Boleh jadi kekalahan Timnas Indonesia dari China di Qindao Youth Football Stadium, Selasa (15/10/2024) dengan skor akhir 2-1, memperlihatkan statistik bahwa merah putih di atas kertas sangat dominan dibandingkan  China yang hampir separuh permainan mengurung diri di sektor pertahanan.
Menarik mencermati laga matchday ke 4 kualifikasi round 3 Piala Dunia, yang mempertemukan Timnas Indonesia dengan China. Dinukil dari FotMob, Indonesia mampu membuat kocar kacir lini pertahanan China serta mendominasi jalannya pertandingan. Sepanjang dua babak, Jay Idzes dkk, menguasai 76% ball possesion. Dari segi pertahanan pun merah putih tidak kalah sanggar, memenangi 7 tekel dengan akurasi 88 persen, sedangkan China sukses 11 tekel, tapi dengan akurasi hanya 55 persen.
Melihat statistik tersebut, tidak heran jika timnas Indonesia lebih banyak melakukan serangan atas China. Akan tetapi serangan timnas Indonesia hanya berbuah gol semata wayang dipenghujung babak ke 2, berbanding dengan China yang mampu mengkonversi 2 shot on target menjadi gol dari 5 kali percobaan.
Di luar kekalahan semalam, sebenarnya kita patut bangga dengan perjuangan dan daya penetrasi para pemain, bayangkan saja ditengah euforia pendukung tuan rumah, Timnas mampu mengurung permainan China di seperempat waktu di babak kedua, ini membuktikan bahwa kapasitas dan mental para pemain sudah berada di level yang tepat. Tidak gegebah, dan kesalahan sendiri pun minim terjadi. Koodinasi antara sektor pertahanan dan lini tengah mulai menemukan ritme kembali, meskipun di menit-menit awal sempat kedodoran.
Indonesia Benahi Lini Serang
Barisan penyerang yang diisi oleh R. Oratmagoen (FCV Dender/Belgia), Rafael Struick (Brisbane Roar/Australia), Malik Risaldi (Persebaya/Indonesia), Dimas Drajat (Persib/Indonesia) dan  Hokky Caraka (PSS Sleman/Indonesia),
ditambah sokongan gelandang serang dan bertahan seperti Egy Maulana Vikri (Dewa United/Indonesia), Nathan Tjoe (Swansea City/Inggris), Thom Haye (Almere City/Belanda), Marcelino F. (Oxford United/Inggris), Ivan Jenner (FC Utrecht/Belanda), dan R. Kambuaya (Dewa United/Indonesia), Timnas Indonesia sudah memiliki komponen pemain yang cukup beragam dan berpengalaman main di kompetisi benua biru.

BAHAN>
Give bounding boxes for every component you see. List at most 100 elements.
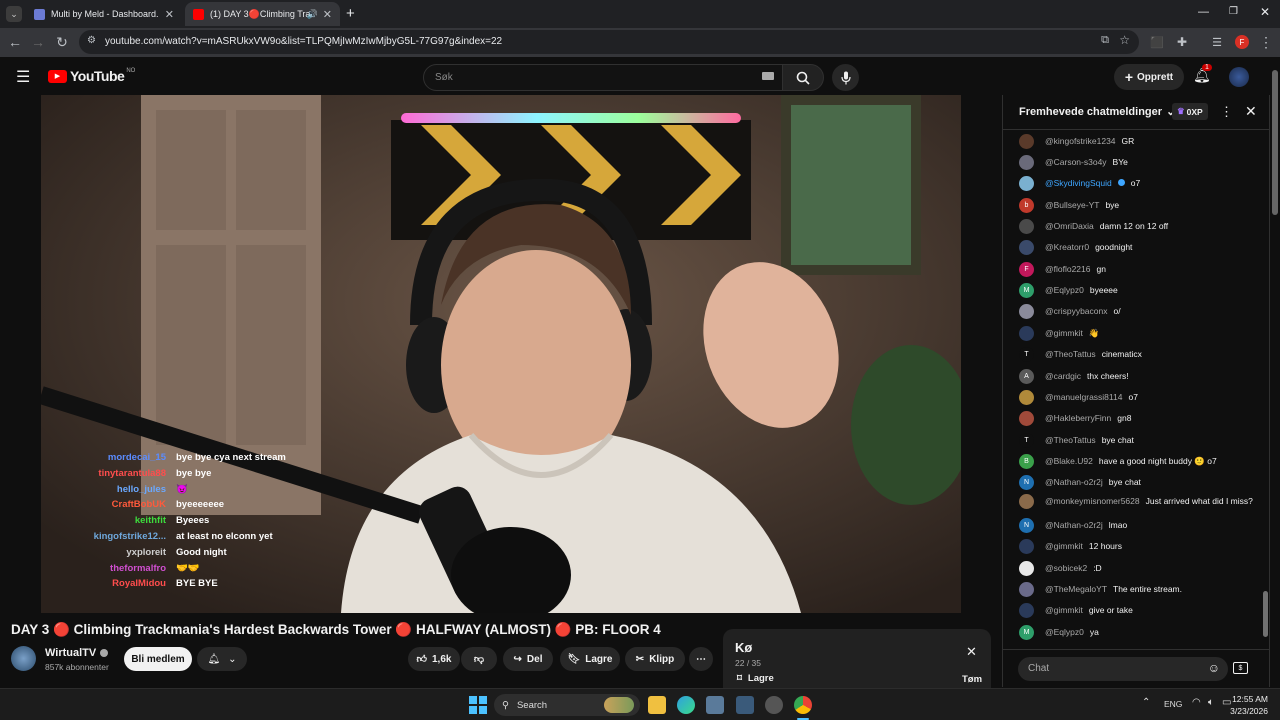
extension-icon[interactable]: ⬛ bbox=[1148, 33, 1166, 51]
chat-author-avatar[interactable]: T bbox=[1019, 347, 1034, 362]
chat-more-options-icon[interactable]: ⋮ bbox=[1220, 104, 1233, 120]
bookmark-star-icon[interactable]: ☆ bbox=[1119, 33, 1130, 47]
chat-author-name[interactable]: @TheoTattus bbox=[1045, 349, 1096, 359]
close-tab-icon[interactable]: ✕ bbox=[165, 8, 174, 21]
chat-author-name[interactable]: @cardgic bbox=[1045, 371, 1081, 381]
chat-message[interactable]: @SkydivingSquid o7 bbox=[1019, 176, 1259, 191]
save-button[interactable]: 🔖︎ Lagre bbox=[560, 647, 620, 671]
video-player[interactable]: mordecai_15 bye bye cya next stream tinyta… bbox=[41, 95, 961, 613]
channel-name[interactable]: WirtualTV bbox=[45, 647, 109, 659]
tray-overflow-icon[interactable]: ⌃ bbox=[1142, 697, 1150, 708]
audio-playing-icon[interactable]: 🔊 bbox=[307, 9, 318, 20]
chat-input[interactable]: Chat ☺ bbox=[1018, 657, 1228, 681]
chat-author-avatar[interactable] bbox=[1019, 390, 1034, 405]
chat-author-name[interactable]: @gimmkit bbox=[1045, 541, 1083, 551]
chat-author-name[interactable]: @TheoTattus bbox=[1045, 435, 1096, 445]
reading-list-icon[interactable]: ☰ bbox=[1208, 33, 1226, 51]
chat-message[interactable]: @Carson-s3o4y BYe bbox=[1019, 155, 1259, 170]
chat-author-name[interactable]: @TheMegaloYT bbox=[1045, 584, 1107, 594]
restore-window-icon[interactable]: ❐ bbox=[1229, 6, 1238, 17]
site-info-icon[interactable]: ⚙ bbox=[87, 35, 96, 46]
chat-author-name[interactable]: @Nathan-o2r2j bbox=[1045, 477, 1103, 487]
chat-author-name[interactable]: @Carson-s3o4y bbox=[1045, 157, 1107, 167]
subscription-bell-button[interactable]: 🔔︎ ⌄ bbox=[197, 647, 247, 671]
xp-badge[interactable]: ♛ 0XP bbox=[1172, 103, 1208, 120]
chat-message[interactable]: F @floflo2216 gn bbox=[1019, 262, 1259, 277]
tab-meld-dashboard[interactable]: Multi by Meld - Dashboard. ✕ bbox=[26, 2, 182, 26]
forward-arrow-icon[interactable]: → bbox=[29, 33, 47, 51]
new-tab-button[interactable]: + bbox=[346, 5, 355, 22]
chat-message[interactable]: @gimmkit 12 hours bbox=[1019, 539, 1259, 554]
extensions-puzzle-icon[interactable]: ✚ bbox=[1173, 33, 1191, 51]
chat-author-avatar[interactable]: A bbox=[1019, 369, 1034, 384]
voice-search-button[interactable] bbox=[832, 64, 859, 91]
install-app-icon[interactable]: ⧉ bbox=[1101, 34, 1109, 47]
taskbar-search[interactable]: ⚲ Search bbox=[494, 694, 640, 716]
chat-author-name[interactable]: @Eqlypz0 bbox=[1045, 285, 1084, 295]
chat-author-avatar[interactable]: F bbox=[1019, 262, 1034, 277]
youtube-logo[interactable]: ▶ YouTube NO bbox=[48, 68, 135, 84]
search-button[interactable] bbox=[782, 64, 824, 91]
chat-message[interactable]: @HakleberryFinn gn8 bbox=[1019, 411, 1259, 426]
chat-author-avatar[interactable]: b bbox=[1019, 198, 1034, 213]
app-icon[interactable] bbox=[706, 696, 724, 714]
channel-avatar[interactable] bbox=[11, 646, 36, 671]
chat-author-name[interactable]: @floflo2216 bbox=[1045, 264, 1091, 274]
more-actions-button[interactable]: ⋯ bbox=[689, 647, 713, 671]
browser-menu-icon[interactable]: ⋮ bbox=[1257, 33, 1275, 51]
chat-author-name[interactable]: @SkydivingSquid bbox=[1045, 178, 1112, 188]
chat-author-avatar[interactable] bbox=[1019, 539, 1034, 554]
share-button[interactable]: ↪ Del bbox=[503, 647, 553, 671]
app-icon-3[interactable] bbox=[765, 696, 783, 714]
chat-message[interactable]: @monkeymisnomer5628 Just arrived what did… bbox=[1019, 494, 1259, 509]
back-arrow-icon[interactable]: ← bbox=[6, 33, 24, 51]
tab-search-icon[interactable]: ⌄ bbox=[6, 6, 22, 22]
chat-mode-dropdown[interactable]: Fremhevede chatmeldinger ⌄ bbox=[1019, 105, 1175, 119]
keyboard-icon[interactable] bbox=[762, 72, 774, 80]
chat-author-avatar[interactable] bbox=[1019, 326, 1034, 341]
chat-author-avatar[interactable] bbox=[1019, 240, 1034, 255]
dislike-button[interactable]: 👎︎ bbox=[461, 647, 497, 671]
search-input[interactable]: Søk bbox=[423, 64, 783, 91]
close-chat-icon[interactable]: ✕ bbox=[1245, 103, 1257, 120]
edge-browser-icon[interactable] bbox=[677, 696, 695, 714]
queue-save-button[interactable]: ⌑ Lagre bbox=[737, 673, 774, 684]
file-explorer-icon[interactable] bbox=[648, 696, 666, 714]
chat-author-avatar[interactable] bbox=[1019, 561, 1034, 576]
tab-youtube-video[interactable]: (1) DAY 3🔴Climbing Track 🔊 ✕ bbox=[185, 2, 340, 26]
windows-start-icon[interactable] bbox=[469, 696, 487, 714]
profile-avatar[interactable]: F bbox=[1233, 33, 1251, 51]
notifications-bell-icon[interactable]: 🔔︎ 1 bbox=[1193, 64, 1212, 84]
account-avatar[interactable] bbox=[1229, 67, 1249, 87]
chat-message[interactable]: @kingofstrike1234 GR bbox=[1019, 134, 1259, 149]
chat-message[interactable]: M @Eqlypz0 ya bbox=[1019, 625, 1259, 640]
chat-author-name[interactable]: @manuelgrassi8114 bbox=[1045, 392, 1122, 402]
chat-scrollbar[interactable] bbox=[1263, 591, 1268, 637]
chat-message[interactable]: @crispyybaconx o/ bbox=[1019, 304, 1259, 319]
like-button[interactable]: 👍︎ 1,6k bbox=[408, 647, 460, 671]
hamburger-menu-icon[interactable]: ☰ bbox=[16, 67, 30, 87]
chat-author-avatar[interactable] bbox=[1019, 155, 1034, 170]
wifi-icon[interactable]: ◠ bbox=[1192, 697, 1201, 708]
chat-author-name[interactable]: @crispyybaconx bbox=[1045, 306, 1107, 316]
chat-message[interactable]: T @TheoTattus cinematicx bbox=[1019, 347, 1259, 362]
chat-author-name[interactable]: @Blake.U92 bbox=[1045, 456, 1093, 466]
chat-author-avatar[interactable] bbox=[1019, 582, 1034, 597]
chat-author-avatar[interactable] bbox=[1019, 411, 1034, 426]
app-icon-2[interactable] bbox=[736, 696, 754, 714]
chat-message[interactable]: T @TheoTattus bye chat bbox=[1019, 433, 1259, 448]
chat-message[interactable]: A @cardgic thx cheers! bbox=[1019, 369, 1259, 384]
chat-author-name[interactable]: @kingofstrike1234 bbox=[1045, 136, 1116, 146]
join-button[interactable]: Bli medlem bbox=[124, 647, 192, 671]
address-bar[interactable]: ⚙ youtube.com/watch?v=mASRUkxVW9o&list=T… bbox=[79, 30, 1139, 54]
chat-author-name[interactable]: @HakleberryFinn bbox=[1045, 413, 1111, 423]
clock-date[interactable]: 3/23/2026 bbox=[1226, 706, 1268, 716]
chat-message[interactable]: b @Bullseye-YT bye bbox=[1019, 198, 1259, 213]
chat-author-name[interactable]: @OmriDaxia bbox=[1045, 221, 1094, 231]
chat-author-avatar[interactable]: M bbox=[1019, 283, 1034, 298]
language-indicator[interactable]: ENG bbox=[1164, 699, 1182, 709]
chat-author-avatar[interactable]: N bbox=[1019, 475, 1034, 490]
chat-author-avatar[interactable] bbox=[1019, 176, 1034, 191]
chat-author-avatar[interactable] bbox=[1019, 494, 1034, 509]
clock-time[interactable]: 12:55 AM bbox=[1232, 694, 1268, 704]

TUGAS LATIHAN>
A) Terjemahkan kalimat berikut dari artikel tentang laga Indonesia melawan China ke dalam bahasa Inggris: "Melihat statistik tersebut, tidak heran jika timnas Indonesia lebih banyak melakukan serangan atas China."
B) Sebutkan semua pemain yang disebut mengisi barisan penyerang dalam artikel tentang laga Indonesia melawan China.
C) Lanjutkan artikel tentang laga Indonesia melawan China mulai dari titik terakhirnya.

HASIL>
A) Given those statistics, it is no surprise that the Indonesian national team launched more attacks against China.

B) R. Oratmagoen, Rafael Struick, Malik Risaldi, Dimas Drajat, Hokky Caraka

C)
Keberanian untuk melakukan serangan terkoordinasi dan mengali potensi keunggulan di sektor serangan sayap tentu menjadi pembeda.
Permainan menyerang saat melawan Arab Saudi membuktikan bahwa kita juga unggul di long past dan bola-bola atas meskipun dari postur tubuh, pemain Indonesia masih lebih pendek, tapi daya juang pemain kita tidak kalah-kalah amat.
Begitupun saat mampu menyeimbangkan permainan Australia dengan hasil nir-gol, berakhir seri. Sekaliber Harry Souttar "Raksasa" mampu direndam oleh kepiawaian sektor pertahanan - tengah pada bola-bola mati.
Saat imbang melawan Bahrain, yang diselimuti sebagai laga penuh kontroversial dan akan dikenang sebagai laga "90+6=99", pun timnas kita memberikan seluruh "tetes darah" terakhir mereka kepada rakyat Indonesia. Begitu spartan nya barisan pertahanan kita, sirkulasi dari sektor gelandang mengalir sangat apik, dan daya gedor penyerang yang tidak kalah heroiknya.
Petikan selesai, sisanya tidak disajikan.